MATERIAL SHOWN:
========
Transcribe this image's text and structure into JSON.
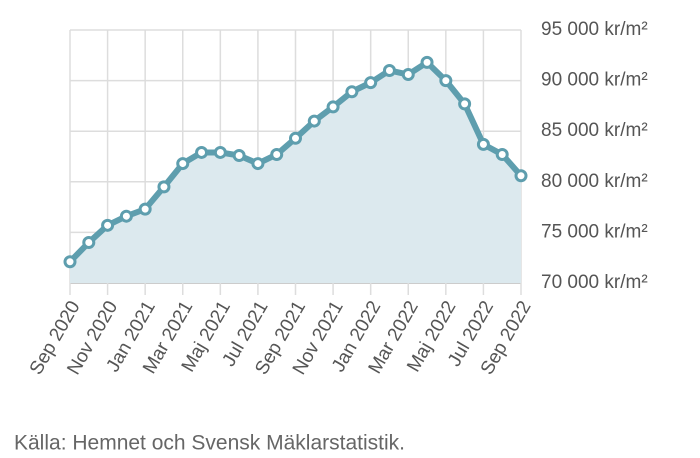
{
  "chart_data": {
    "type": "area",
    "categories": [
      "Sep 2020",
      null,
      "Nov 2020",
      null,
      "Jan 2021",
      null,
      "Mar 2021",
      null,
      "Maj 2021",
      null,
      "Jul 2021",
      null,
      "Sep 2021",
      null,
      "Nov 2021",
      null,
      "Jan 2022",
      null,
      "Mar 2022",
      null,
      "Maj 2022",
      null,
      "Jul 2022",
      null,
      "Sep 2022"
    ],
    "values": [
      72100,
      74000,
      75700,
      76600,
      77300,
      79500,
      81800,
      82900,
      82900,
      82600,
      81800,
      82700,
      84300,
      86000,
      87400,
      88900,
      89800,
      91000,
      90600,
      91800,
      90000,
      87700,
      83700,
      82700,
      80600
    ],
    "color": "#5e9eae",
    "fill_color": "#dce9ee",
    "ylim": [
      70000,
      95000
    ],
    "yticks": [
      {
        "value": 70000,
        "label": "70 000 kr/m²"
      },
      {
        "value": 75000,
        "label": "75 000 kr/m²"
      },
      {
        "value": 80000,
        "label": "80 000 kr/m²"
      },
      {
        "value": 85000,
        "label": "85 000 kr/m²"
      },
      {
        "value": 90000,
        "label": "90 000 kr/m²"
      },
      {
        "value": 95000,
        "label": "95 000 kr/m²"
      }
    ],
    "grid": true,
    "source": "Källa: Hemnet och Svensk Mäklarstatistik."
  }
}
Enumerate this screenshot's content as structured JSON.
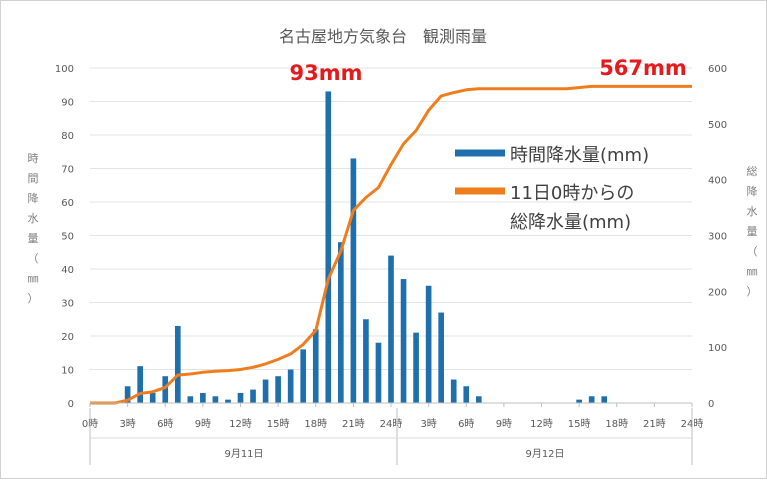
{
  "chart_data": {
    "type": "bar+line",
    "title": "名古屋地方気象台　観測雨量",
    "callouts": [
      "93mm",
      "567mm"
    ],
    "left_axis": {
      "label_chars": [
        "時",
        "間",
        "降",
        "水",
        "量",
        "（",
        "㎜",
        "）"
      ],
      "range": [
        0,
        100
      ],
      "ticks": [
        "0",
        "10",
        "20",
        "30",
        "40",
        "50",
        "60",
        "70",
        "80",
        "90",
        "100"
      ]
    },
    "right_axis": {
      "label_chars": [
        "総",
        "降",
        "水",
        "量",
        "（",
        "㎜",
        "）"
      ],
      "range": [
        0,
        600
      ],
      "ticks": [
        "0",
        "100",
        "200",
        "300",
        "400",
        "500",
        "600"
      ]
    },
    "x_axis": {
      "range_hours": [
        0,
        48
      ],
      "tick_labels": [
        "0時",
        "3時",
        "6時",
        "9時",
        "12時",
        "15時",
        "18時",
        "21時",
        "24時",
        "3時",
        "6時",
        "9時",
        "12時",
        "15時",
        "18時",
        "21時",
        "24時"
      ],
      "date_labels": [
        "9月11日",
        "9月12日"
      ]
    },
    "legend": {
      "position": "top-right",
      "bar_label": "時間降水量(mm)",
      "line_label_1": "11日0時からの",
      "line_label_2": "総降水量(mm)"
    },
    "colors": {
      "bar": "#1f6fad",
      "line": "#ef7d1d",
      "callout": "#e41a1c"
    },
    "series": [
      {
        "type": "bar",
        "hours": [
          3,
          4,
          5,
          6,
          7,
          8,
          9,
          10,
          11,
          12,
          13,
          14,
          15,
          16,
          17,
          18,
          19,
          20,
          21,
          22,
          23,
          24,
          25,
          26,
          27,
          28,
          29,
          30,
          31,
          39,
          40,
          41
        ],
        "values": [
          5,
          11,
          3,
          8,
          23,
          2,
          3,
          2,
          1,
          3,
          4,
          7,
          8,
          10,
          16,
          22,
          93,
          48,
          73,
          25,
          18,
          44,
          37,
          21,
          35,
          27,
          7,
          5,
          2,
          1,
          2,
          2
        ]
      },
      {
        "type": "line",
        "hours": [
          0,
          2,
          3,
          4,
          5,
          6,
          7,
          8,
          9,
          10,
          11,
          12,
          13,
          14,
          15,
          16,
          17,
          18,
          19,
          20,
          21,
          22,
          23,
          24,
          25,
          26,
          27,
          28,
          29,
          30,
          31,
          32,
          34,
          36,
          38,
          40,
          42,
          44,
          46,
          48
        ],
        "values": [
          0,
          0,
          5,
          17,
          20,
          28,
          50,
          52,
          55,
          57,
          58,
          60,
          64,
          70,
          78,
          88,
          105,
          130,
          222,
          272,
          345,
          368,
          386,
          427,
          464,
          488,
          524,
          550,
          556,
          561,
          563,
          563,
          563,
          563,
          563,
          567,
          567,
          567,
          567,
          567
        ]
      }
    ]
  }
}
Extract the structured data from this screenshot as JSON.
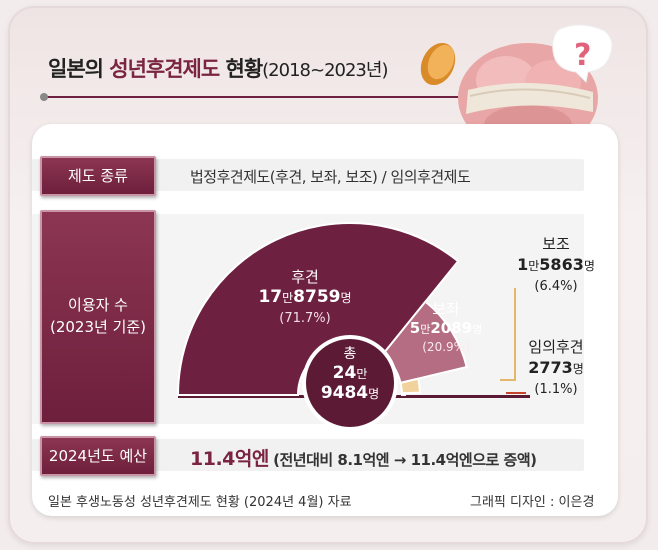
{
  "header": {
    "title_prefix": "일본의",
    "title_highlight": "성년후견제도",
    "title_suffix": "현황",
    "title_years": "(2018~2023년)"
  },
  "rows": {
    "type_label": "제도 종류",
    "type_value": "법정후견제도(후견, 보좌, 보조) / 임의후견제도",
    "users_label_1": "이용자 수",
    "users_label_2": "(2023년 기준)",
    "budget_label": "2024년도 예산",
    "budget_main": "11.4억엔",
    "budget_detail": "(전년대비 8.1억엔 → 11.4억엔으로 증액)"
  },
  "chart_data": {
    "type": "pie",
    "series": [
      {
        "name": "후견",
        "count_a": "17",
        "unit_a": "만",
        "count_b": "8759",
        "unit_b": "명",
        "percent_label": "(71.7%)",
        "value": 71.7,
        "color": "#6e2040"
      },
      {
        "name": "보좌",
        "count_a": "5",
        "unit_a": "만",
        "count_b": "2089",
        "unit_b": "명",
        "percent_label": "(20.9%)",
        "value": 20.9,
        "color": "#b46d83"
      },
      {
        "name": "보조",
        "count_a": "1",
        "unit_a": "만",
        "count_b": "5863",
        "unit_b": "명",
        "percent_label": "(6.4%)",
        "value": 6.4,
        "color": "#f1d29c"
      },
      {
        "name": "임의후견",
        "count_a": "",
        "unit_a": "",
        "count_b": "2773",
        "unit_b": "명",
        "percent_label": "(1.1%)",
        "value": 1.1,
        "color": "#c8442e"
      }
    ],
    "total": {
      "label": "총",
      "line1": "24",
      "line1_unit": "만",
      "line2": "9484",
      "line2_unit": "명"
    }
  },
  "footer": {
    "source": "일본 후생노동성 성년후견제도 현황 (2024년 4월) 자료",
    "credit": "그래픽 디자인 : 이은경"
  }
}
========
SHORT TASK: For each line of the listing that holds the word "JSON", show that line.

RESPONSE TO THE TASK:
Transcribe this image's text and structure into JSON.
Enumerate this screenshot's content as structured JSON.
Extract the structured data from this screenshot as JSON.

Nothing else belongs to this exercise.